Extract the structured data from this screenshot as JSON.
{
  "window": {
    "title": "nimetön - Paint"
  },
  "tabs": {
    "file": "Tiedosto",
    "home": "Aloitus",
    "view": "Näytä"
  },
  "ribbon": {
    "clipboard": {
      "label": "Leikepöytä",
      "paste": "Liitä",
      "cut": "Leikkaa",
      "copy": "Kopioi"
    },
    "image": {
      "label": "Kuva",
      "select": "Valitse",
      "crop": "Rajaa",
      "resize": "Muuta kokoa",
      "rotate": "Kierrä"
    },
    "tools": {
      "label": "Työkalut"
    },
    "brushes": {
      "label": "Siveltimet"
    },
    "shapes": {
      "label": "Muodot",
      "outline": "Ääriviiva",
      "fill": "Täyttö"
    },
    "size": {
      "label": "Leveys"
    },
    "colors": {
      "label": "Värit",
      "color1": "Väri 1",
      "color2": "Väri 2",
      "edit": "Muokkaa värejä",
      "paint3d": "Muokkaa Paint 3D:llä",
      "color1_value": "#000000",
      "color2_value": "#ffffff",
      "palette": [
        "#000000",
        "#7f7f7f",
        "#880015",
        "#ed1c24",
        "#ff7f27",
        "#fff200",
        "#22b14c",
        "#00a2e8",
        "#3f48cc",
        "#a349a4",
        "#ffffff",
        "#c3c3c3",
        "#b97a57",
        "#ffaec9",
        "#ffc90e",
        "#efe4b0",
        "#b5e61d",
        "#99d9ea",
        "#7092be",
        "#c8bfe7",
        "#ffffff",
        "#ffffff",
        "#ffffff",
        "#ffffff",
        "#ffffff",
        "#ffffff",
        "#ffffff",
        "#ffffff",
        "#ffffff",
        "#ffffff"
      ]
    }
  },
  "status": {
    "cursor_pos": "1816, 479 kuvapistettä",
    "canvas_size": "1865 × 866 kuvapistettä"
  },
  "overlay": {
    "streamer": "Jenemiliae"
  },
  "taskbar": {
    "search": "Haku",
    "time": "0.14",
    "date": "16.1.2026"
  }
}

...

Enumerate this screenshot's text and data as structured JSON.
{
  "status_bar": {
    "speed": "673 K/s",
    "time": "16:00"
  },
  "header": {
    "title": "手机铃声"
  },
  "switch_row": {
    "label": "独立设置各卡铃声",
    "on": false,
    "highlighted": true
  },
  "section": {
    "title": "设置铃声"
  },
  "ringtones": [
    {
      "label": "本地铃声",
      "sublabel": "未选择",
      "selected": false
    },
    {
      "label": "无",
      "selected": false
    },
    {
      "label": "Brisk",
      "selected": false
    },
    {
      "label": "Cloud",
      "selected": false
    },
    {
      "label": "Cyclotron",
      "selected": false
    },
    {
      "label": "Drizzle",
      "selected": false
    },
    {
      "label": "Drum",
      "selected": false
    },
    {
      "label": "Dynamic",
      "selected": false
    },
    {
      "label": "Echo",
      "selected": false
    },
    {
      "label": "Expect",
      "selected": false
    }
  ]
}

• _Challenge_: Find the lines containing "structured" and pull them out.

• _Solution for this task_:
Extract the structured data from this screenshot as JSON.
Enumerate this screenshot's text and data as structured JSON.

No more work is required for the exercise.